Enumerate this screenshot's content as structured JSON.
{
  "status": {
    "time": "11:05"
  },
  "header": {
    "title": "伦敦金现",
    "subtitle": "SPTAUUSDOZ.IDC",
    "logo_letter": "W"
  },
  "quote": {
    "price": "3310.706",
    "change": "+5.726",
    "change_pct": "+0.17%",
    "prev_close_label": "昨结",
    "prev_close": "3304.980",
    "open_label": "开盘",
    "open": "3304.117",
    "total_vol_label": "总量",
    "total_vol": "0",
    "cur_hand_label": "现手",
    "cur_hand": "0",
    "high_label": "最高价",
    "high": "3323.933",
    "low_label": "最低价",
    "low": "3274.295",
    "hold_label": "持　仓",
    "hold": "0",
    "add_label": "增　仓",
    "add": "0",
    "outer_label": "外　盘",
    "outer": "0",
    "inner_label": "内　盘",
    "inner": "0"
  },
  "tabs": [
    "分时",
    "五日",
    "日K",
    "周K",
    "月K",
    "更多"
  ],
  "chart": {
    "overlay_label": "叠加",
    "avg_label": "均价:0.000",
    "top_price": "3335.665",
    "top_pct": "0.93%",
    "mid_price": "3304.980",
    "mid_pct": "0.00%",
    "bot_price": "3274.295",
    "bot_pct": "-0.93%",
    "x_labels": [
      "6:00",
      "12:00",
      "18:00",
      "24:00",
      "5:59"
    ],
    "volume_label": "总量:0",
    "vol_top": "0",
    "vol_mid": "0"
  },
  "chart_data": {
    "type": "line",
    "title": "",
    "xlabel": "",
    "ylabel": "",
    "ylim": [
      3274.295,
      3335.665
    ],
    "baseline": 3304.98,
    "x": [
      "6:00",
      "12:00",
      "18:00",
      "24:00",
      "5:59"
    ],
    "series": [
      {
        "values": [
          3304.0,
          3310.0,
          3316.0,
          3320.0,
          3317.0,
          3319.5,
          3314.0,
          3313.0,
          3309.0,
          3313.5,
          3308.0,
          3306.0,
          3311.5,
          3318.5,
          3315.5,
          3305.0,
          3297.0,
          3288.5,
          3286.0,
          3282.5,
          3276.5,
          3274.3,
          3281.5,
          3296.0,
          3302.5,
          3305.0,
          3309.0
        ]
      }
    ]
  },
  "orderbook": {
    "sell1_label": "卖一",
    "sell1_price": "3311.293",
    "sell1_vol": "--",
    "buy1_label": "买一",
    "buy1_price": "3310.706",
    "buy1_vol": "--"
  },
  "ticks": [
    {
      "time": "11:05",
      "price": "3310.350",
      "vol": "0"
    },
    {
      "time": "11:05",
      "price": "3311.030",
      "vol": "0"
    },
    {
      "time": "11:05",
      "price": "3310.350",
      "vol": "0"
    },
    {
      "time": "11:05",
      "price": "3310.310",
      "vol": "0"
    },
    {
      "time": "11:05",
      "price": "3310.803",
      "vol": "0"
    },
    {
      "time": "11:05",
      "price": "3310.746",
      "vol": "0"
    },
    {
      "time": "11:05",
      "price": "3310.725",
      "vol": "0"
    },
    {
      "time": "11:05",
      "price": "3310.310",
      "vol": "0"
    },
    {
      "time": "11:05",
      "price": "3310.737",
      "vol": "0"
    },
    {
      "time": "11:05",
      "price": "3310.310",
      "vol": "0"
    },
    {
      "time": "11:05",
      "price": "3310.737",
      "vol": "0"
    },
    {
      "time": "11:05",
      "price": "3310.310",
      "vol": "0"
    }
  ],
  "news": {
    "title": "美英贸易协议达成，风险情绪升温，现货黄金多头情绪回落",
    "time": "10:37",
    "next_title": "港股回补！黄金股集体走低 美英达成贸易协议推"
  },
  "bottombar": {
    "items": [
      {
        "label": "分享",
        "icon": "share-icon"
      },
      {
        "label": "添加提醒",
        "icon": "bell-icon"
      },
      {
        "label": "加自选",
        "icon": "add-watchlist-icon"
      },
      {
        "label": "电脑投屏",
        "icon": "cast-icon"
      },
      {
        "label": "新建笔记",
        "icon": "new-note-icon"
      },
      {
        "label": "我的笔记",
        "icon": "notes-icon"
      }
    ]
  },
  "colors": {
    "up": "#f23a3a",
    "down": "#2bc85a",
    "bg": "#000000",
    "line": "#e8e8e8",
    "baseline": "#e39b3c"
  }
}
☆ ☆ ☆
PROBLEM TO SOLVE: Copy down the whole of the data above, matching it exactly.

SOLUTION FOR THIS TASK:
Enumerate this screenshot's content as structured JSON.
{
  "status": {
    "time": "11:05"
  },
  "header": {
    "title": "伦敦金现",
    "subtitle": "SPTAUUSDOZ.IDC",
    "logo_letter": "W"
  },
  "quote": {
    "price": "3310.706",
    "change": "+5.726",
    "change_pct": "+0.17%",
    "prev_close_label": "昨结",
    "prev_close": "3304.980",
    "open_label": "开盘",
    "open": "3304.117",
    "total_vol_label": "总量",
    "total_vol": "0",
    "cur_hand_label": "现手",
    "cur_hand": "0",
    "high_label": "最高价",
    "high": "3323.933",
    "low_label": "最低价",
    "low": "3274.295",
    "hold_label": "持　仓",
    "hold": "0",
    "add_label": "增　仓",
    "add": "0",
    "outer_label": "外　盘",
    "outer": "0",
    "inner_label": "内　盘",
    "inner": "0"
  },
  "tabs": [
    "分时",
    "五日",
    "日K",
    "周K",
    "月K",
    "更多"
  ],
  "chart": {
    "overlay_label": "叠加",
    "avg_label": "均价:0.000",
    "top_price": "3335.665",
    "top_pct": "0.93%",
    "mid_price": "3304.980",
    "mid_pct": "0.00%",
    "bot_price": "3274.295",
    "bot_pct": "-0.93%",
    "x_labels": [
      "6:00",
      "12:00",
      "18:00",
      "24:00",
      "5:59"
    ],
    "volume_label": "总量:0",
    "vol_top": "0",
    "vol_mid": "0"
  },
  "chart_data": {
    "type": "line",
    "title": "",
    "xlabel": "",
    "ylabel": "",
    "ylim": [
      3274.295,
      3335.665
    ],
    "baseline": 3304.98,
    "x": [
      "6:00",
      "12:00",
      "18:00",
      "24:00",
      "5:59"
    ],
    "series": [
      {
        "values": [
          3304.0,
          3310.0,
          3316.0,
          3320.0,
          3317.0,
          3319.5,
          3314.0,
          3313.0,
          3309.0,
          3313.5,
          3308.0,
          3306.0,
          3311.5,
          3318.5,
          3315.5,
          3305.0,
          3297.0,
          3288.5,
          3286.0,
          3282.5,
          3276.5,
          3274.3,
          3281.5,
          3296.0,
          3302.5,
          3305.0,
          3309.0
        ]
      }
    ]
  },
  "orderbook": {
    "sell1_label": "卖一",
    "sell1_price": "3311.293",
    "sell1_vol": "--",
    "buy1_label": "买一",
    "buy1_price": "3310.706",
    "buy1_vol": "--"
  },
  "ticks": [
    {
      "time": "11:05",
      "price": "3310.350",
      "vol": "0"
    },
    {
      "time": "11:05",
      "price": "3311.030",
      "vol": "0"
    },
    {
      "time": "11:05",
      "price": "3310.350",
      "vol": "0"
    },
    {
      "time": "11:05",
      "price": "3310.310",
      "vol": "0"
    },
    {
      "time": "11:05",
      "price": "3310.803",
      "vol": "0"
    },
    {
      "time": "11:05",
      "price": "3310.746",
      "vol": "0"
    },
    {
      "time": "11:05",
      "price": "3310.725",
      "vol": "0"
    },
    {
      "time": "11:05",
      "price": "3310.310",
      "vol": "0"
    },
    {
      "time": "11:05",
      "price": "3310.737",
      "vol": "0"
    },
    {
      "time": "11:05",
      "price": "3310.310",
      "vol": "0"
    },
    {
      "time": "11:05",
      "price": "3310.737",
      "vol": "0"
    },
    {
      "time": "11:05",
      "price": "3310.310",
      "vol": "0"
    }
  ],
  "news": {
    "title": "美英贸易协议达成，风险情绪升温，现货黄金多头情绪回落",
    "time": "10:37",
    "next_title": "港股回补！黄金股集体走低 美英达成贸易协议推"
  },
  "bottombar": {
    "items": [
      {
        "label": "分享",
        "icon": "share-icon"
      },
      {
        "label": "添加提醒",
        "icon": "bell-icon"
      },
      {
        "label": "加自选",
        "icon": "add-watchlist-icon"
      },
      {
        "label": "电脑投屏",
        "icon": "cast-icon"
      },
      {
        "label": "新建笔记",
        "icon": "new-note-icon"
      },
      {
        "label": "我的笔记",
        "icon": "notes-icon"
      }
    ]
  },
  "colors": {
    "up": "#f23a3a",
    "down": "#2bc85a",
    "bg": "#000000",
    "line": "#e8e8e8",
    "baseline": "#e39b3c"
  }
}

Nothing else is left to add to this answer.